___ Information supplied

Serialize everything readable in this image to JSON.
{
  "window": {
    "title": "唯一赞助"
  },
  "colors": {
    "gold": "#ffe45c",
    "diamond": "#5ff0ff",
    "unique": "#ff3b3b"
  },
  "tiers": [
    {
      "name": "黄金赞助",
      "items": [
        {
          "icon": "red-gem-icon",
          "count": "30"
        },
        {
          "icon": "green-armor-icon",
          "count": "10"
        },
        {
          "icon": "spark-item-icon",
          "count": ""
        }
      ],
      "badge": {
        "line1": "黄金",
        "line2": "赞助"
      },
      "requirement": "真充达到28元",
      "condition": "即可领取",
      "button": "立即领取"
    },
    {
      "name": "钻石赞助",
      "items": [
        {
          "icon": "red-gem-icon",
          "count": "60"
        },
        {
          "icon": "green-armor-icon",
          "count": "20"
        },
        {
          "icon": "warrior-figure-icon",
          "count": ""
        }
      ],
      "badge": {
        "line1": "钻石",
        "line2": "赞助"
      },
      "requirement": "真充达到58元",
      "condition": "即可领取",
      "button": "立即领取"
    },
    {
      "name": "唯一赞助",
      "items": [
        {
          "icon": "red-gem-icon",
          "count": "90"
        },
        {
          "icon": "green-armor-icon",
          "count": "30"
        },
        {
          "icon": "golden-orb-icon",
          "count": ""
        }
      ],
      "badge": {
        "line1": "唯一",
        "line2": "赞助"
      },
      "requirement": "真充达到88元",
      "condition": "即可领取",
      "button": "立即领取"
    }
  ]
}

______
___ Information supplied

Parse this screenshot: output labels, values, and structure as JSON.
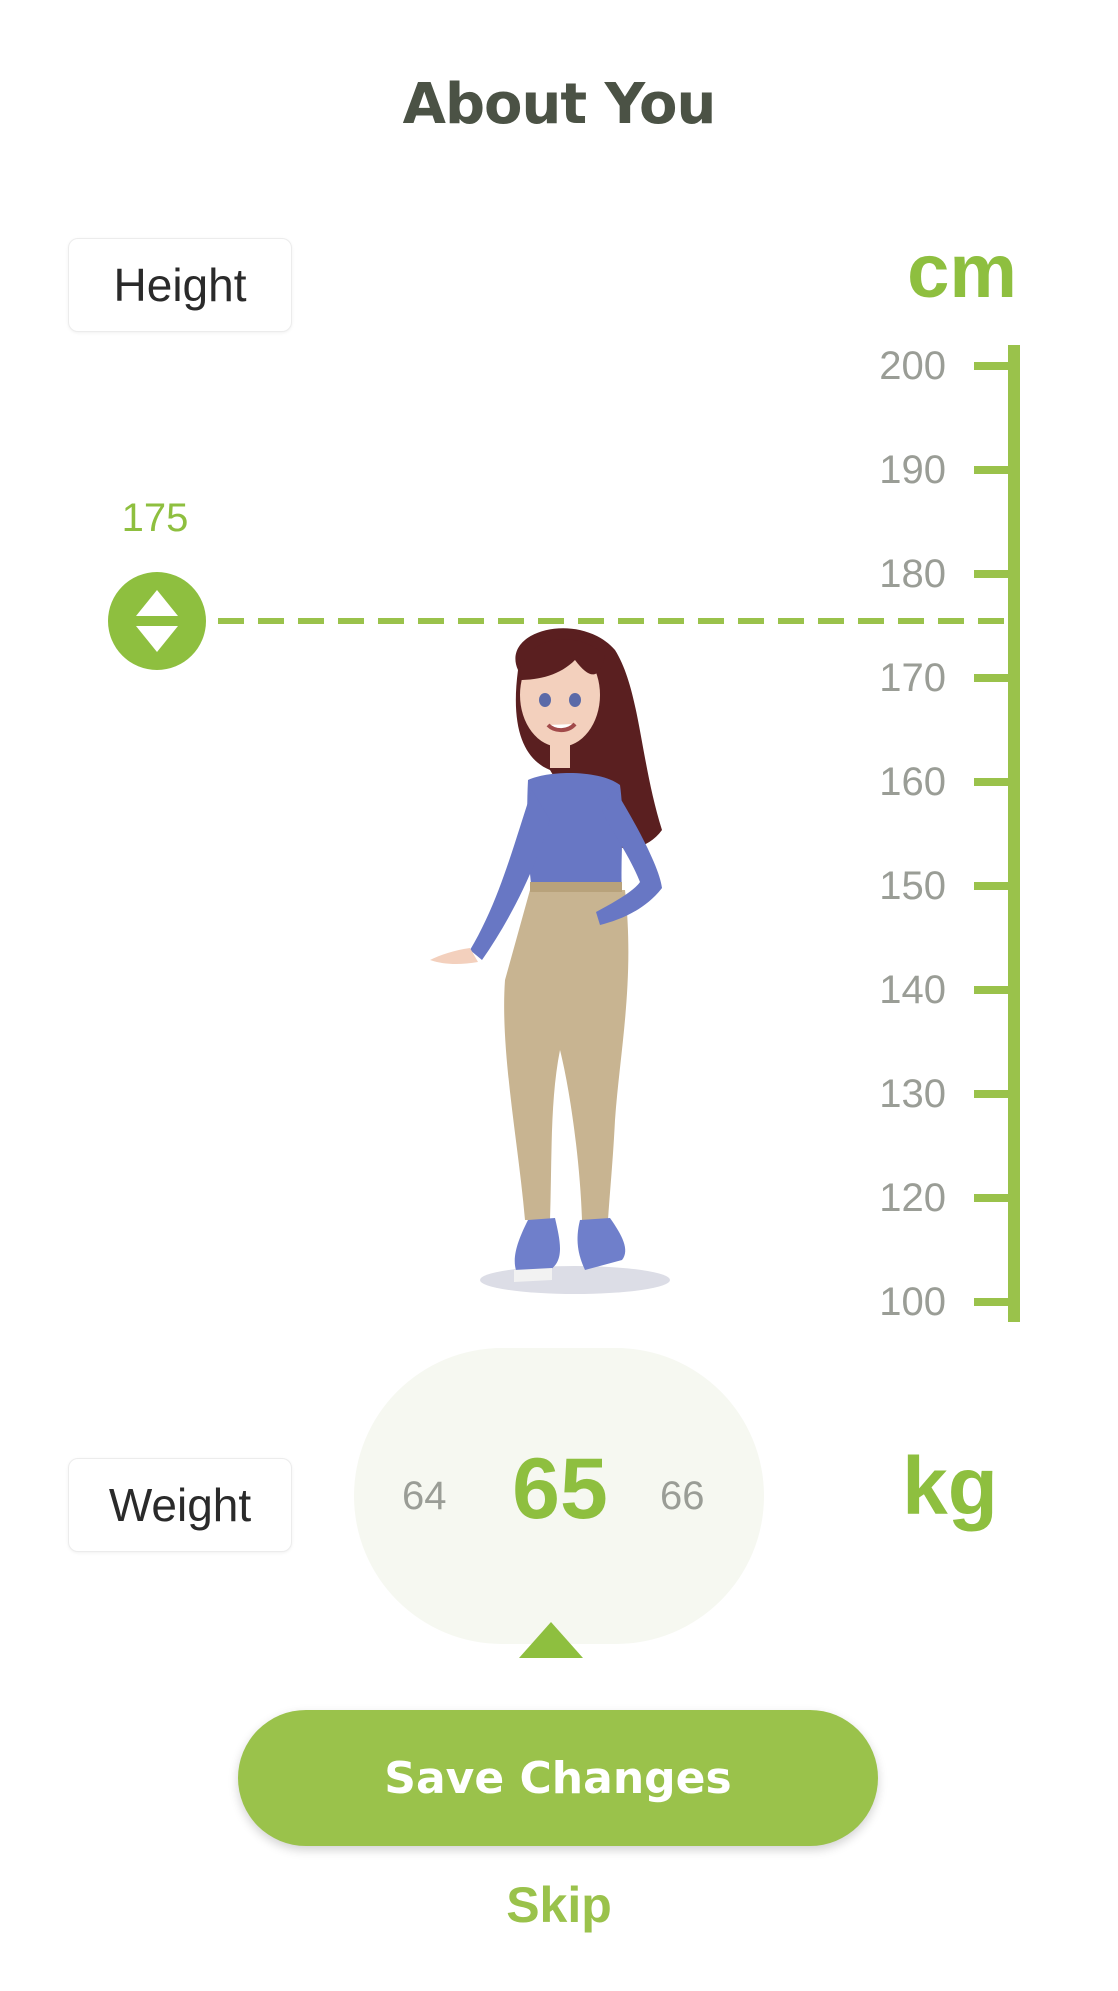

______
___ Information supplied

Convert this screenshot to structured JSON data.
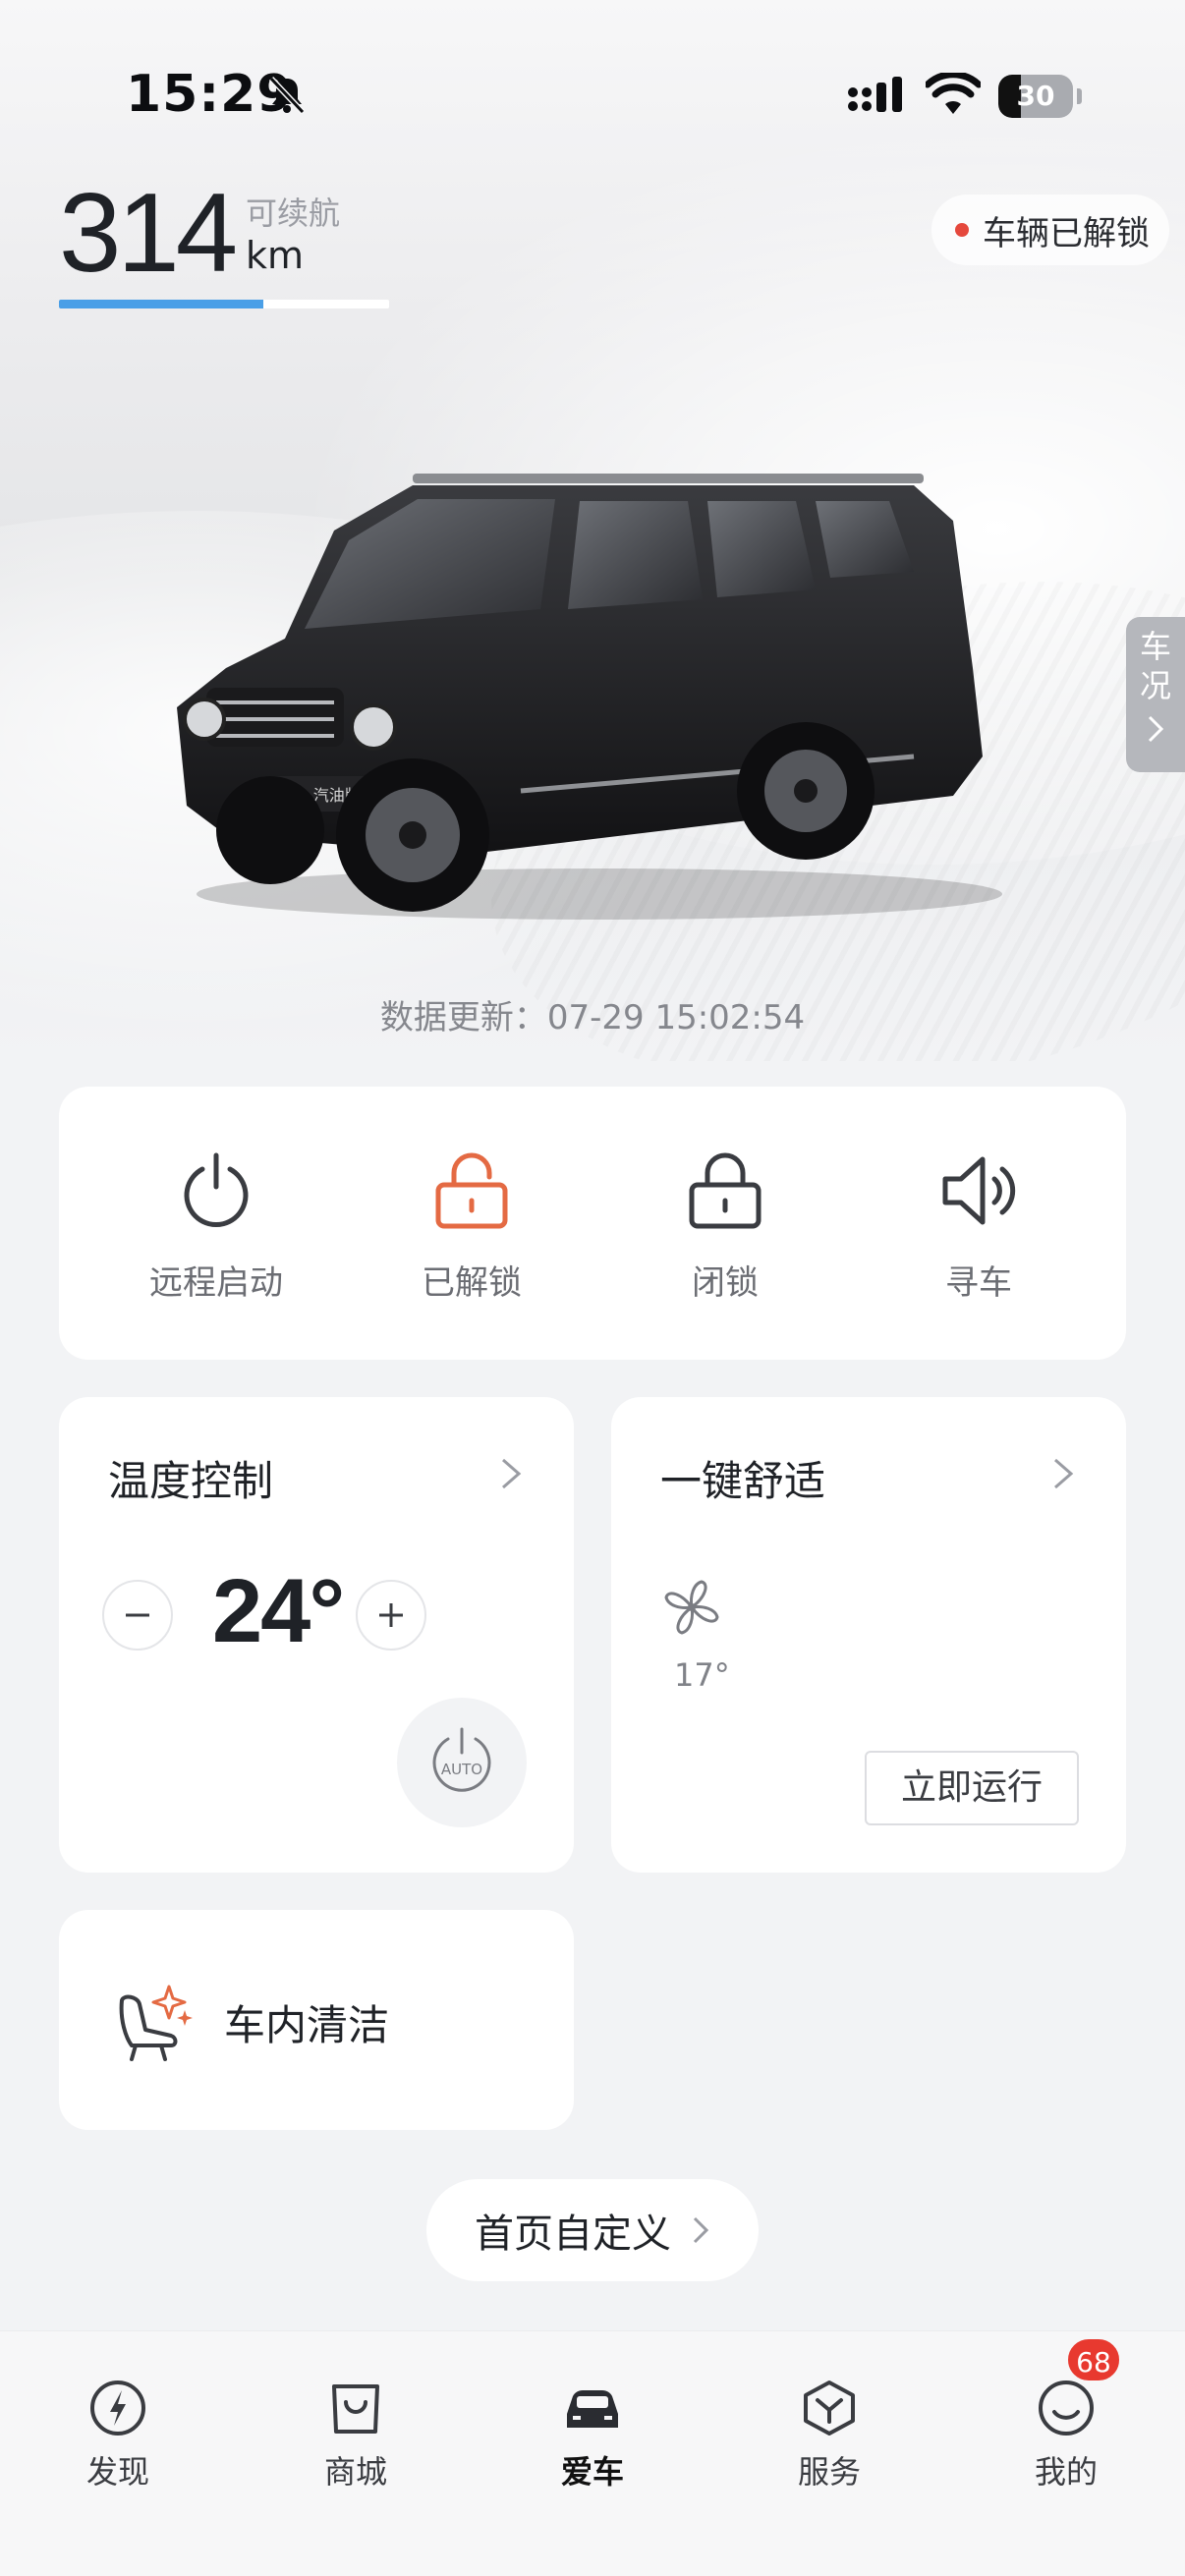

______

◆ Requirement ◆
Gather each line from the entries above that includes the word "screenshot".

◆ Task result ◆
Parse this screenshot: output labels, values, and structure as JSON.
Convert this screenshot to structured JSON data.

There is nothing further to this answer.